Data listing

________________

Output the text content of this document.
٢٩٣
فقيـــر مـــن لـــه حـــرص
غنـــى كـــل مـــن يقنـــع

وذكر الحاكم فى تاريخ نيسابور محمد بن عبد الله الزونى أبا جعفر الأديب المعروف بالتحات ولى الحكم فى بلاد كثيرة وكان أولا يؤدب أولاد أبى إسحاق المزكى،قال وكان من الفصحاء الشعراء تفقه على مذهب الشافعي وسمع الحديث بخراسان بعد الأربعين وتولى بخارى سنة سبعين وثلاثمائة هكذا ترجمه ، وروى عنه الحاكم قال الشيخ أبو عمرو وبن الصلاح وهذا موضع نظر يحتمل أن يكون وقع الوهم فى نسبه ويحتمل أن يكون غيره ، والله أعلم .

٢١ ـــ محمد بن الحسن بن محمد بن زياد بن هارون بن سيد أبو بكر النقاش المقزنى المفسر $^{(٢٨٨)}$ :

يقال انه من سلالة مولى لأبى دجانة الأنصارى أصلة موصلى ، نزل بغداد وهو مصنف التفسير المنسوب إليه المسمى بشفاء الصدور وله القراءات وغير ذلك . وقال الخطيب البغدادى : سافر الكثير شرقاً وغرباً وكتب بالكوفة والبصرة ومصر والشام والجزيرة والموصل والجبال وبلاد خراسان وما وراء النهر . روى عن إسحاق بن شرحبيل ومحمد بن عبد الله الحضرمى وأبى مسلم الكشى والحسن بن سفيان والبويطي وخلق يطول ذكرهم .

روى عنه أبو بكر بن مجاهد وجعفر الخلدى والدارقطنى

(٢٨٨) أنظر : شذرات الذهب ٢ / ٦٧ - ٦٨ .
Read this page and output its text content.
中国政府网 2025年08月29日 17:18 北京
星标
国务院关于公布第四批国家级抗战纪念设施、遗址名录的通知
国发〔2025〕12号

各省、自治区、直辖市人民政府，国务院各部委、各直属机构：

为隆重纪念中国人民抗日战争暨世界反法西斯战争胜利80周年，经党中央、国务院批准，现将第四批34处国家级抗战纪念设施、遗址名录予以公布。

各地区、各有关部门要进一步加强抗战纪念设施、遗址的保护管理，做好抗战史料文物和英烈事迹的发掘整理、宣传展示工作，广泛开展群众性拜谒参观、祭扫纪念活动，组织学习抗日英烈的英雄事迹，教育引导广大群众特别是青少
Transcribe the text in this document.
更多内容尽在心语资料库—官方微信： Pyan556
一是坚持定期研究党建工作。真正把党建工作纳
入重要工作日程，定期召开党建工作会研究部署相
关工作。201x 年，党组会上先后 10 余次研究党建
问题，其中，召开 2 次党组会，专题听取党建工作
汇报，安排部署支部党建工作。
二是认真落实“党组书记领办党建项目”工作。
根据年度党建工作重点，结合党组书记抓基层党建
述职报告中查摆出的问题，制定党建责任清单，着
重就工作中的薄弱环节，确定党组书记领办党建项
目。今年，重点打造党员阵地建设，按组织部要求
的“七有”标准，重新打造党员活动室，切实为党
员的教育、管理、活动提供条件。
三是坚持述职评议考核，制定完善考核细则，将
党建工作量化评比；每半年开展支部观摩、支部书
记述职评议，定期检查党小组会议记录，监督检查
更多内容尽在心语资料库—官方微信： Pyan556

________________

■ Problem to solve: Set down, word for word, only the lines running from the line with "Read this page and output its text content." to the last line of the listing above. Both of those lines belong in your answer.

■ Response:
Read this page and output its text content.
中国政府网 2025年08月29日 17:18 北京
星标
国务院关于公布第四批国家级抗战纪念设施、遗址名录的通知
国发〔2025〕12号

各省、自治区、直辖市人民政府，国务院各部委、各直属机构：

为隆重纪念中国人民抗日战争暨世界反法西斯战争胜利80周年，经党中央、国务院批准，现将第四批34处国家级抗战纪念设施、遗址名录予以公布。

各地区、各有关部门要进一步加强抗战纪念设施、遗址的保护管理，做好抗战史料文物和英烈事迹的发掘整理、宣传展示工作，广泛开展群众性拜谒参观、祭扫纪念活动，组织学习抗日英烈的英雄事迹，教育引导广大群众特别是青少
Transcribe the text in this document.
更多内容尽在心语资料库—官方微信： Pyan556
一是坚持定期研究党建工作。真正把党建工作纳
入重要工作日程，定期召开党建工作会研究部署相
关工作。201x 年，党组会上先后 10 余次研究党建
问题，其中，召开 2 次党组会，专题听取党建工作
汇报，安排部署支部党建工作。
二是认真落实“党组书记领办党建项目”工作。
根据年度党建工作重点，结合党组书记抓基层党建
述职报告中查摆出的问题，制定党建责任清单，着
重就工作中的薄弱环节，确定党组书记领办党建项
目。今年，重点打造党员阵地建设，按组织部要求
的“七有”标准，重新打造党员活动室，切实为党
员的教育、管理、活动提供条件。
三是坚持述职评议考核，制定完善考核细则，将
党建工作量化评比；每半年开展支部观摩、支部书
记述职评议，定期检查党小组会议记录，监督检查
更多内容尽在心语资料库—官方微信： Pyan556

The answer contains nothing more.